To do
Find every line in the records below that holds the word "ceny", and copy each one.

Record excerpts
########################################

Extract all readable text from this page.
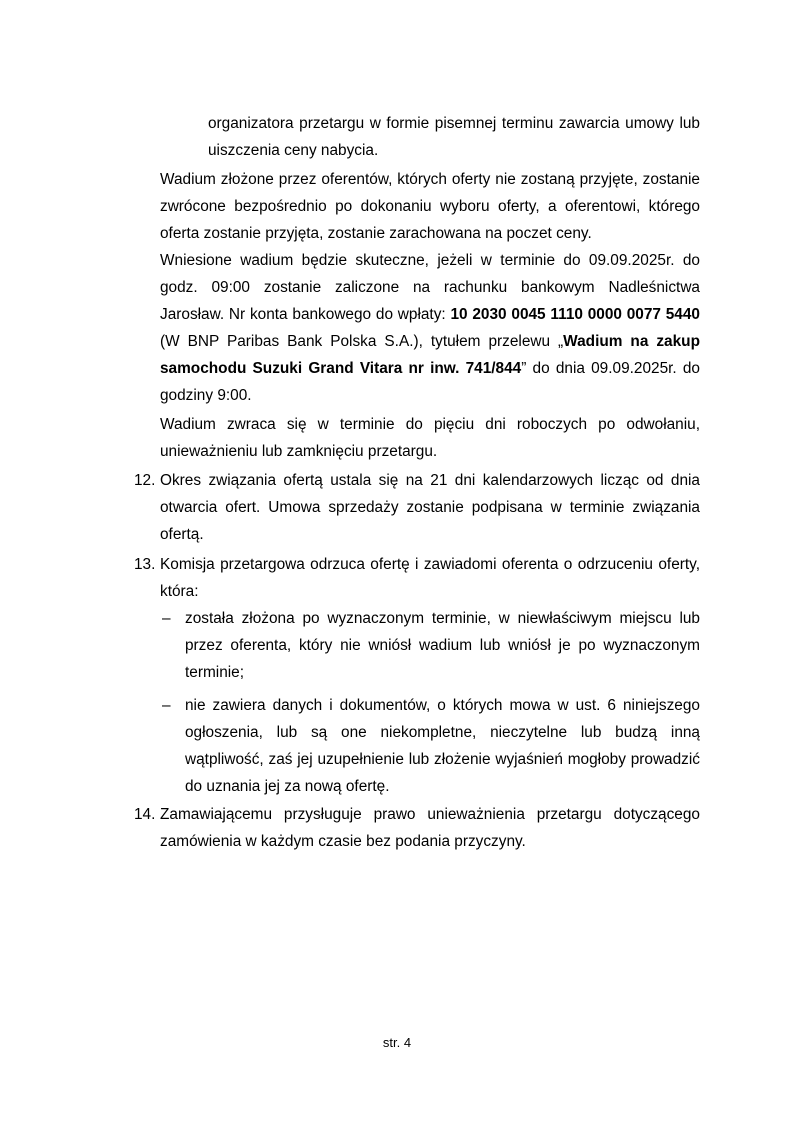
organizatora przetargu w formie pisemnej terminu zawarcia umowy lub uiszczenia ceny nabycia.

Wadium złożone przez oferentów, których oferty nie zostaną przyjęte, zostanie zwrócone bezpośrednio po dokonaniu wyboru oferty, a oferentowi, którego oferta zostanie przyjęta, zostanie zarachowana na poczet ceny.

Wniesione wadium będzie skuteczne, jeżeli w terminie do 09.09.2025r. do godz. 09:00 zostanie zaliczone na rachunku bankowym Nadleśnictwa Jarosław. Nr konta bankowego do wpłaty: 10 2030 0045 1110 0000 0077 5440 (W BNP Paribas Bank Polska S.A.), tytułem przelewu „Wadium na zakup samochodu Suzuki Grand Vitara nr inw. 741/844” do dnia 09.09.2025r. do godziny 9:00.

Wadium zwraca się w terminie do pięciu dni roboczych po odwołaniu, unieważnieniu lub zamknięciu przetargu.

12. Okres związania ofertą ustala się na 21 dni kalendarzowych licząc od dnia otwarcia ofert. Umowa sprzedaży zostanie podpisana w terminie związania ofertą.

13. Komisja przetargowa odrzuca ofertę i zawiadomi oferenta o odrzuceniu oferty, która:

– została złożona po wyznaczonym terminie, w niewłaściwym miejscu lub przez oferenta, który nie wniósł wadium lub wniósł je po wyznaczonym terminie;

– nie zawiera danych i dokumentów, o których mowa w ust. 6 niniejszego ogłoszenia, lub są one niekompletne, nieczytelne lub budzą inną wątpliwość, zaś jej uzupełnienie lub złożenie wyjaśnień mogłoby prowadzić do uznania jej za nową ofertę.

14. Zamawiającemu przysługuje prawo unieważnienia przetargu dotyczącego zamówienia w każdym czasie bez podania przyczyny.

str. 4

########################################

Task solution
organizatora przetargu w formie pisemnej terminu zawarcia umowy lub uiszczenia ceny nabycia.
Wadium złożone przez oferentów, których oferty nie zostaną przyjęte, zostanie zwrócone bezpośrednio po dokonaniu wyboru oferty, a oferentowi, którego oferta zostanie przyjęta, zostanie zarachowana na poczet ceny.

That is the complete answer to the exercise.